* **SET TASK**: Tally the lines in the data that follows that include the word "Pitch", and report nothing but the total.

"""

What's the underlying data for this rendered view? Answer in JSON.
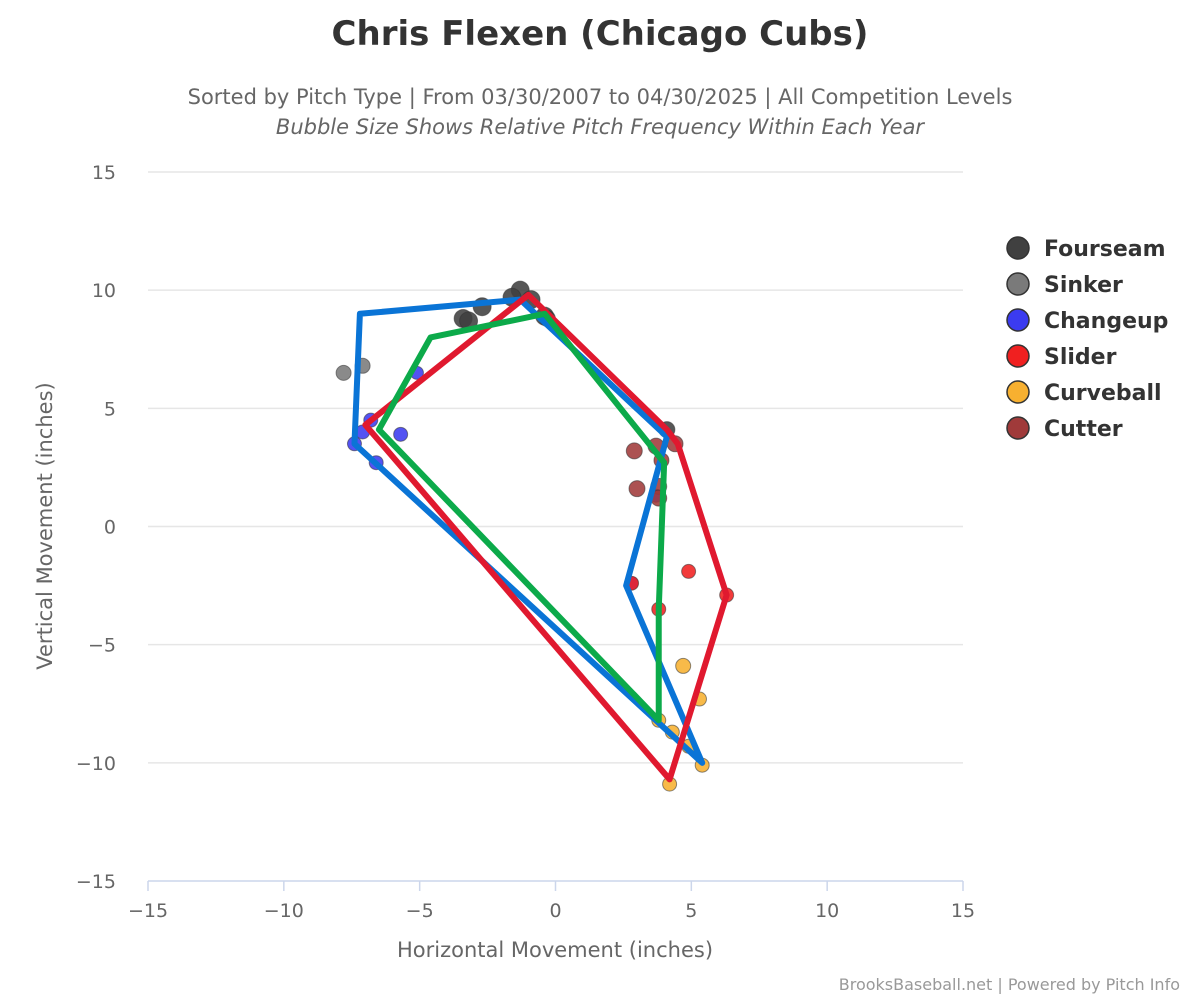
{
  "title": "Chris Flexen (Chicago Cubs)",
  "subtitle_line1": "Sorted by Pitch Type | From 03/30/2007 to 04/30/2025 | All Competition Levels",
  "subtitle_line2": "Bubble Size Shows Relative Pitch Frequency Within Each Year",
  "credits": "BrooksBaseball.net | Powered by Pitch Info",
  "chart_data": {
    "type": "scatter",
    "xlabel": "Horizontal Movement (inches)",
    "ylabel": "Vertical Movement (inches)",
    "xlim": [
      -15,
      15
    ],
    "ylim": [
      -15,
      15
    ],
    "xticks": [
      -15,
      -10,
      -5,
      0,
      5,
      10,
      15
    ],
    "yticks": [
      -15,
      -10,
      -5,
      0,
      5,
      10,
      15
    ],
    "grid": true,
    "legend_position": "right",
    "series": [
      {
        "name": "Fourseam",
        "color": "#404040",
        "points": [
          {
            "x": -1.3,
            "y": 10.0,
            "s": 1.0
          },
          {
            "x": -1.6,
            "y": 9.7,
            "s": 1.0
          },
          {
            "x": -0.9,
            "y": 9.6,
            "s": 1.0
          },
          {
            "x": -2.7,
            "y": 9.3,
            "s": 1.0
          },
          {
            "x": -3.4,
            "y": 8.8,
            "s": 1.0
          },
          {
            "x": -3.2,
            "y": 8.7,
            "s": 1.0
          },
          {
            "x": -0.4,
            "y": 8.9,
            "s": 1.0
          },
          {
            "x": -0.3,
            "y": 8.8,
            "s": 0.8
          },
          {
            "x": 4.1,
            "y": 4.1,
            "s": 0.8
          }
        ]
      },
      {
        "name": "Sinker",
        "color": "#7a7a7a",
        "points": [
          {
            "x": -7.1,
            "y": 6.8,
            "s": 0.7
          },
          {
            "x": -7.8,
            "y": 6.5,
            "s": 0.7
          }
        ]
      },
      {
        "name": "Changeup",
        "color": "#3b3bf0",
        "points": [
          {
            "x": -5.1,
            "y": 6.5,
            "s": 0.5
          },
          {
            "x": -6.8,
            "y": 4.5,
            "s": 0.6
          },
          {
            "x": -7.1,
            "y": 4.0,
            "s": 0.6
          },
          {
            "x": -5.7,
            "y": 3.9,
            "s": 0.6
          },
          {
            "x": -7.4,
            "y": 3.5,
            "s": 0.6
          },
          {
            "x": -6.6,
            "y": 2.7,
            "s": 0.6
          },
          {
            "x": 2.8,
            "y": -2.4,
            "s": 0.5
          },
          {
            "x": 3.7,
            "y": 1.3,
            "s": 0.5
          }
        ]
      },
      {
        "name": "Slider",
        "color": "#f02020",
        "points": [
          {
            "x": 4.9,
            "y": -1.9,
            "s": 0.6
          },
          {
            "x": 2.8,
            "y": -2.4,
            "s": 0.6
          },
          {
            "x": 6.3,
            "y": -2.9,
            "s": 0.6
          },
          {
            "x": 3.8,
            "y": -3.5,
            "s": 0.6
          }
        ]
      },
      {
        "name": "Curveball",
        "color": "#f7b030",
        "points": [
          {
            "x": 4.7,
            "y": -5.9,
            "s": 0.7
          },
          {
            "x": 5.3,
            "y": -7.3,
            "s": 0.6
          },
          {
            "x": 3.8,
            "y": -8.2,
            "s": 0.6
          },
          {
            "x": 4.3,
            "y": -8.7,
            "s": 0.6
          },
          {
            "x": 4.9,
            "y": -9.3,
            "s": 0.6
          },
          {
            "x": 5.4,
            "y": -10.1,
            "s": 0.6
          },
          {
            "x": 4.2,
            "y": -10.9,
            "s": 0.6
          }
        ]
      },
      {
        "name": "Cutter",
        "color": "#a03a3a",
        "points": [
          {
            "x": 2.9,
            "y": 3.2,
            "s": 0.8
          },
          {
            "x": 3.7,
            "y": 3.4,
            "s": 0.8
          },
          {
            "x": 4.4,
            "y": 3.5,
            "s": 0.8
          },
          {
            "x": 3.9,
            "y": 2.8,
            "s": 0.7
          },
          {
            "x": 3.0,
            "y": 1.6,
            "s": 0.8
          },
          {
            "x": 3.8,
            "y": 1.7,
            "s": 0.8
          },
          {
            "x": 3.8,
            "y": 1.2,
            "s": 0.8
          }
        ]
      }
    ],
    "outlines": [
      {
        "color": "#0a74d6",
        "points": [
          [
            -1.3,
            9.6
          ],
          [
            -7.2,
            9.0
          ],
          [
            -7.4,
            3.5
          ],
          [
            5.4,
            -10.0
          ],
          [
            2.6,
            -2.5
          ],
          [
            4.1,
            3.8
          ]
        ]
      },
      {
        "color": "#e0192f",
        "points": [
          [
            -1.0,
            9.8
          ],
          [
            4.1,
            4.1
          ],
          [
            4.5,
            3.5
          ],
          [
            6.3,
            -2.9
          ],
          [
            4.2,
            -10.7
          ],
          [
            -7.0,
            4.3
          ]
        ]
      },
      {
        "color": "#0caa4a",
        "points": [
          [
            -4.6,
            8.0
          ],
          [
            -0.4,
            9.0
          ],
          [
            4.0,
            2.7
          ],
          [
            3.8,
            -3.5
          ],
          [
            3.8,
            -8.2
          ],
          [
            -6.5,
            4.1
          ]
        ]
      }
    ]
  }
}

"""

* **PROBLEM SOLUTION**: 3